▶ _The exercise_:
Search the material for the string "sobre" and copy each line where it occurs.
-- BEGIN Input rows --
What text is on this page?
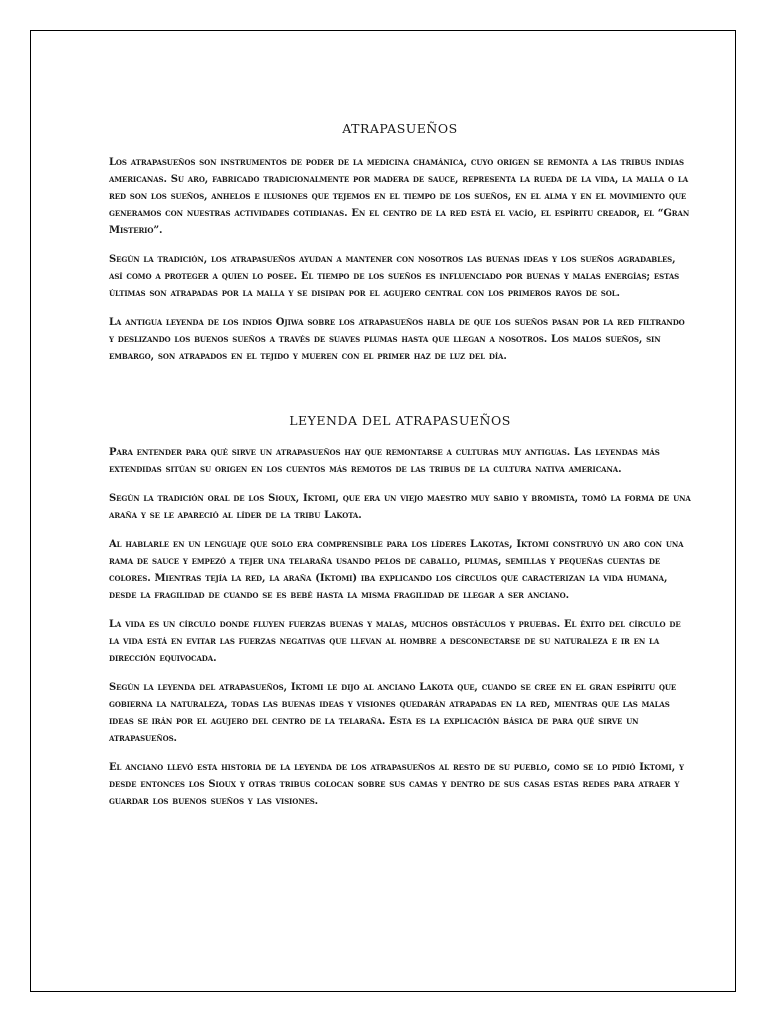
ATRAPASUEÑOS

Los atrapasueños son instrumentos de poder de la medicina chamánica, cuyo origen se remonta a las tribus indias americanas. Su aro, fabricado tradicionalmente por madera de sauce, representa la rueda de la vida, la malla o la red son los sueños, anhelos e ilusiones que tejemos en el tiempo de los sueños, en el alma y en el movimiento que generamos con nuestras actividades cotidianas. En el centro de la red está el vacío, el espíritu creador, el “Gran Misterio”.

Según la tradición, los atrapasueños ayudan a mantener con nosotros las buenas ideas y los sueños agradables, así como a proteger a quien lo posee. El tiempo de los sueños es influenciado por buenas y malas energías; estas últimas son atrapadas por la malla y se disipan por el agujero central con los primeros rayos de sol.

La antigua leyenda de los indios Ojiwa sobre los atrapasueños habla de que los sueños pasan por la red filtrando y deslizando los buenos sueños a través de suaves plumas hasta que llegan a nosotros. Los malos sueños, sin embargo, son atrapados en el tejido y mueren con el primer haz de luz del día.

LEYENDA DEL ATRAPASUEÑOS

Para entender para qué sirve un atrapasueños hay que remontarse a culturas muy antiguas. Las leyendas más extendidas sitúan su origen en los cuentos más remotos de las tribus de la cultura nativa americana.

Según la tradición oral de los Sioux, Iktomi, que era un viejo maestro muy sabio y bromista, tomó la forma de una araña y se le apareció al líder de la tribu Lakota.

Al hablarle en un lenguaje que solo era comprensible para los líderes Lakotas, Iktomi construyó un aro con una rama de sauce y empezó a tejer una telaraña usando pelos de caballo, plumas, semillas y pequeñas cuentas de colores. Mientras tejía la red, la araña (Iktomi) iba explicando los círculos que caracterizan la vida humana, desde la fragilidad de cuando se es bebé hasta la misma fragilidad de llegar a ser anciano.

La vida es un círculo donde fluyen fuerzas buenas y malas, muchos obstáculos y pruebas. El éxito del círculo de la vida está en evitar las fuerzas negativas que llevan al hombre a desconectarse de su naturaleza e ir en la dirección equivocada.

Según la leyenda del atrapasueños, Iktomi le dijo al anciano Lakota que, cuando se cree en el gran espíritu que gobierna la naturaleza, todas las buenas ideas y visiones quedarán atrapadas en la red, mientras que las malas ideas se irán por el agujero del centro de la telaraña. Esta es la explicación básica de para qué sirve un atrapasueños.

El anciano llevó esta historia de la leyenda de los atrapasueños al resto de su pueblo, como se lo pidió Iktomi, y desde entonces los Sioux y otras tribus colocan sobre sus camas y dentro de sus casas estas redes para atraer y guardar los buenos sueños y las visiones.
-- END Input rows --
▶ _Completed exercise_:
La antigua leyenda de los indios Ojiwa sobre los atrapasueños habla de que los sueños pasan por la red filtrando y deslizando los buenos sueños a través de suaves plumas hasta que llegan a nosotros. Los malos sueños, sin embargo, son atrapados en el tejido y mueren con el primer haz de luz del día.
El anciano llevó esta historia de la leyenda de los atrapasueños al resto de su pueblo, como se lo pidió Iktomi, y desde entonces los Sioux y otras tribus colocan sobre sus camas y dentro de sus casas estas redes para atraer y guardar los buenos sueños y las visiones.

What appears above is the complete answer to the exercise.